(begin)
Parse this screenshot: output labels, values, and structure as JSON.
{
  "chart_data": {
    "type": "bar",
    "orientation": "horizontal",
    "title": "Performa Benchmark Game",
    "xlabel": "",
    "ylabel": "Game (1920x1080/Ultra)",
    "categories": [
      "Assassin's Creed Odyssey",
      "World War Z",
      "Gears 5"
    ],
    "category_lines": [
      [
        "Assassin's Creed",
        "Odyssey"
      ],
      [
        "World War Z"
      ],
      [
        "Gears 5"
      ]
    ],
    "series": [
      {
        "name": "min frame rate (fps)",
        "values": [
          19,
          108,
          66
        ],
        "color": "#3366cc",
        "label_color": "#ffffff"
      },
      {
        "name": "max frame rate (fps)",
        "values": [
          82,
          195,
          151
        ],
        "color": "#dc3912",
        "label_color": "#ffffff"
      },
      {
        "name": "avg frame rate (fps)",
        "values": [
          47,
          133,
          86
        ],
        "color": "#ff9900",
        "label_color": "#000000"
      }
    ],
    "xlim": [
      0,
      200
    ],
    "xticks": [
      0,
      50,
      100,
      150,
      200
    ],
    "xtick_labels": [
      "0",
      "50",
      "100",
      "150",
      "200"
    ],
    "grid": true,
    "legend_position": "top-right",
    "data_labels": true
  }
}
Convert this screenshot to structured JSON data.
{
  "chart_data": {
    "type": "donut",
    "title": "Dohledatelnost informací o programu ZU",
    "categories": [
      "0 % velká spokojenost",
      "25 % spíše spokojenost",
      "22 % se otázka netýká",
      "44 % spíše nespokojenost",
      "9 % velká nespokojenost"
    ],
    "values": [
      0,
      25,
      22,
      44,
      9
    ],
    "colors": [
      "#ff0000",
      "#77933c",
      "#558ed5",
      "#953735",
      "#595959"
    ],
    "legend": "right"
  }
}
(end)
Exercise directions
Retype exactly the lines from the one containing "Convert this screenshot" through the last line of the records above, including both.

Response to this task
Convert this screenshot to structured JSON data.
{
  "chart_data": {
    "type": "donut",
    "title": "Dohledatelnost informací o programu ZU",
    "categories": [
      "0 % velká spokojenost",
      "25 % spíše spokojenost",
      "22 % se otázka netýká",
      "44 % spíše nespokojenost",
      "9 % velká nespokojenost"
    ],
    "values": [
      0,
      25,
      22,
      44,
      9
    ],
    "colors": [
      "#ff0000",
      "#77933c",
      "#558ed5",
      "#953735",
      "#595959"
    ],
    "legend": "right"
  }
}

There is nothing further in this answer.